*WRITTEN REQUEST:* Take down each entry exactly as written.

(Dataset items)

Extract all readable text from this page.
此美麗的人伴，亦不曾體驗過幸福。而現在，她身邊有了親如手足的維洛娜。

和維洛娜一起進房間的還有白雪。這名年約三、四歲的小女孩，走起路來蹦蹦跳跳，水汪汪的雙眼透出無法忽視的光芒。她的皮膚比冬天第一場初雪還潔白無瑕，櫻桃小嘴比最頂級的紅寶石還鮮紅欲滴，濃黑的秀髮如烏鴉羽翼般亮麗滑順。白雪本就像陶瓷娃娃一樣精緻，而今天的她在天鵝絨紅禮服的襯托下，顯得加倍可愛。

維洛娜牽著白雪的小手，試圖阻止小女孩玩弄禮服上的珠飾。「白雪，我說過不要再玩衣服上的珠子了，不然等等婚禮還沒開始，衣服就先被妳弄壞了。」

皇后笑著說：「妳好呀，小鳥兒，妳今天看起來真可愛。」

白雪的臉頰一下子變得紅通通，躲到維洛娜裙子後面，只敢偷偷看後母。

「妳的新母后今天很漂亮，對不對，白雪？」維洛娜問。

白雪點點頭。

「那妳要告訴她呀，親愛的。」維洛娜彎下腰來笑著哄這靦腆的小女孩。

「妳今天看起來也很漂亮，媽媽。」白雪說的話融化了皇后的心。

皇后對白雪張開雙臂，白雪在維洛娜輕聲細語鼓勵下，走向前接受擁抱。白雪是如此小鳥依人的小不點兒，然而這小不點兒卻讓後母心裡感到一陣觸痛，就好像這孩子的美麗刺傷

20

*THE RESULT:*
Extract all readable text from this page.
此美麗的人伴，亦不曾體驗過幸福。而現在，她身邊有了親如手足的維洛娜。

和維洛娜一起進房間的還有白雪。這名年約三、四歲的小女孩，走起路來蹦蹦跳跳，水汪汪的雙眼透出無法忽視的光芒。她的皮膚比冬天第一場初雪還潔白無瑕，櫻桃小嘴比最頂級的紅寶石還鮮紅欲滴，濃黑的秀髮如烏鴉羽翼般亮麗滑順。白雪本就像陶瓷娃娃一樣精緻，而今天的她在天鵝絨紅禮服的襯托下，顯得加倍可愛。

維洛娜牽著白雪的小手，試圖阻止小女孩玩弄禮服上的珠飾。「白雪，我說過不要再玩衣服上的珠子了，不然等等婚禮還沒開始，衣服就先被妳弄壞了。」

皇后笑著說：「妳好呀，小鳥兒，妳今天看起來真可愛。」

白雪的臉頰一下子變得紅通通，躲到維洛娜裙子後面，只敢偷偷看後母。

「妳的新母后今天很漂亮，對不對，白雪？」維洛娜問。

白雪點點頭。

「那妳要告訴她呀，親愛的。」維洛娜彎下腰來笑著哄這靦腆的小女孩。

「妳今天看起來也很漂亮，媽媽。」白雪說的話融化了皇后的心。

皇后對白雪張開雙臂，白雪在維洛娜輕聲細語鼓勵下，走向前接受擁抱。白雪是如此小鳥依人的小不點兒，然而這小不點兒卻讓後母心裡感到一陣觸痛，就好像這孩子的美麗刺傷

20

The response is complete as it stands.